TASK INSTRUCTIONS - Copy out every line of the material below without changing anything.

DATA SHOWN -

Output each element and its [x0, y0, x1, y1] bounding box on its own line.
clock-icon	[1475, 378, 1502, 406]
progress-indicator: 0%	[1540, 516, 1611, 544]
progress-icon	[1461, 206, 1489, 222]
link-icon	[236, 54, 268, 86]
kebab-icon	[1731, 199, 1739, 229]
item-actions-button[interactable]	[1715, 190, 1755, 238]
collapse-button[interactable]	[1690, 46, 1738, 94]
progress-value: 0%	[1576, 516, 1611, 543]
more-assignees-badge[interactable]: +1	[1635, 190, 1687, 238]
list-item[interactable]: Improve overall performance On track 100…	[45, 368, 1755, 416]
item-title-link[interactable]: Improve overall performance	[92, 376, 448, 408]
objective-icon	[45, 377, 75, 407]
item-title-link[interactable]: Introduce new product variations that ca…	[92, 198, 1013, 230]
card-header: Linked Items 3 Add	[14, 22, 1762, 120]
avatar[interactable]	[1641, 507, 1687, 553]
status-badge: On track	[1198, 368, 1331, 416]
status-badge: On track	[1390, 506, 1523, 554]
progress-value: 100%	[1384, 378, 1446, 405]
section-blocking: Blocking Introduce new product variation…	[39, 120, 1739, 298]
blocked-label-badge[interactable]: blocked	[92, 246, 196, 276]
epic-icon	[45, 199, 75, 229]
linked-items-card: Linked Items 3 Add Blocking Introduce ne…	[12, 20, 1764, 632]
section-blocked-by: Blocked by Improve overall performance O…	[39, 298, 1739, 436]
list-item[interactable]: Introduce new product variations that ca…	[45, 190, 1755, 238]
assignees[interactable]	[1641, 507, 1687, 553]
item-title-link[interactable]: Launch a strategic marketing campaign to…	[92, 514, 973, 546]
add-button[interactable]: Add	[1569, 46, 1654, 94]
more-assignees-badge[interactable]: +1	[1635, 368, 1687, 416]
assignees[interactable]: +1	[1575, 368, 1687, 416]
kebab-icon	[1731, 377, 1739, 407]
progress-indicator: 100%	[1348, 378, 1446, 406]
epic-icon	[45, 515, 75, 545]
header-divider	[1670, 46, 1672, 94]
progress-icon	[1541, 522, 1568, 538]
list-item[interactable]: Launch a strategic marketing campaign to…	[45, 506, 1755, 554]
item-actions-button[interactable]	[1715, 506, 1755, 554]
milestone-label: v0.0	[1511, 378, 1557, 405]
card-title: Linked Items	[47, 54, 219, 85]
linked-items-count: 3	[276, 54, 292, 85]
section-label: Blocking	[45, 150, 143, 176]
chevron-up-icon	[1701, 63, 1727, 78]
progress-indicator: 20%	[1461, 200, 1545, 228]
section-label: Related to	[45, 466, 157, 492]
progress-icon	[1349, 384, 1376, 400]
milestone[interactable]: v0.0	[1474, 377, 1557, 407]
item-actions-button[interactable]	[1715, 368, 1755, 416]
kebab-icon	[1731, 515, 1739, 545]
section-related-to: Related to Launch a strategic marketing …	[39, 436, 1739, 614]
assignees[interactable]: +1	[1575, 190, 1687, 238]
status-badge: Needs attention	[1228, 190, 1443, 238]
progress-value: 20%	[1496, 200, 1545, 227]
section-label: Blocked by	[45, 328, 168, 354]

COMPLETED EXERCISE -
Output each element and its [x0, y0, x1, y1] bounding box on its own line.
clock-icon	[1475, 378, 1502, 406]
progress-indicator: 0%	[1540, 516, 1611, 544]
progress-icon	[1461, 206, 1489, 222]
link-icon	[236, 54, 268, 86]
kebab-icon	[1731, 199, 1739, 229]
item-actions-button[interactable]	[1715, 190, 1755, 238]
collapse-button[interactable]	[1690, 46, 1738, 94]
progress-value: 0%	[1576, 516, 1611, 543]
more-assignees-badge[interactable]: +1	[1635, 190, 1687, 238]
list-item[interactable]: Improve overall performance On track 100…	[45, 368, 1755, 416]
item-title-link[interactable]: Improve overall performance	[92, 376, 448, 408]
objective-icon	[45, 377, 75, 407]
item-title-link[interactable]: Introduce new product variations that ca…	[92, 198, 1013, 230]
card-header: Linked Items 3 Add	[14, 22, 1762, 120]
avatar[interactable]	[1641, 507, 1687, 553]
status-badge: On track	[1198, 368, 1331, 416]
status-badge: On track	[1390, 506, 1523, 554]
progress-value: 100%	[1384, 378, 1446, 405]
section-blocking: Blocking Introduce new product variation…	[39, 120, 1739, 298]
blocked-label-badge[interactable]: blocked	[92, 246, 196, 276]
epic-icon	[45, 199, 75, 229]
linked-items-card: Linked Items 3 Add Blocking Introduce ne…	[12, 20, 1764, 632]
section-blocked-by: Blocked by Improve overall performance O…	[39, 298, 1739, 436]
list-item[interactable]: Introduce new product variations that ca…	[45, 190, 1755, 238]
assignees[interactable]	[1641, 507, 1687, 553]
item-title-link[interactable]: Launch a strategic marketing campaign to…	[92, 514, 973, 546]
add-button[interactable]: Add	[1569, 46, 1654, 94]
more-assignees-badge[interactable]: +1	[1635, 368, 1687, 416]
assignees[interactable]: +1	[1575, 368, 1687, 416]
kebab-icon	[1731, 377, 1739, 407]
progress-indicator: 100%	[1348, 378, 1446, 406]
epic-icon	[45, 515, 75, 545]
header-divider	[1670, 46, 1672, 94]
progress-icon	[1541, 522, 1568, 538]
list-item[interactable]: Launch a strategic marketing campaign to…	[45, 506, 1755, 554]
item-actions-button[interactable]	[1715, 506, 1755, 554]
milestone-label: v0.0	[1511, 378, 1557, 405]
card-title: Linked Items	[47, 54, 219, 85]
linked-items-count: 3	[276, 54, 292, 85]
section-label: Blocking	[45, 150, 143, 176]
chevron-up-icon	[1701, 63, 1727, 78]
progress-indicator: 20%	[1461, 200, 1545, 228]
section-label: Related to	[45, 466, 157, 492]
progress-icon	[1349, 384, 1376, 400]
milestone[interactable]: v0.0	[1474, 377, 1557, 407]
item-actions-button[interactable]	[1715, 368, 1755, 416]
kebab-icon	[1731, 515, 1739, 545]
section-related-to: Related to Launch a strategic marketing …	[39, 436, 1739, 614]
assignees[interactable]: +1	[1575, 190, 1687, 238]
status-badge: Needs attention	[1228, 190, 1443, 238]
progress-value: 20%	[1496, 200, 1545, 227]
section-label: Blocked by	[45, 328, 168, 354]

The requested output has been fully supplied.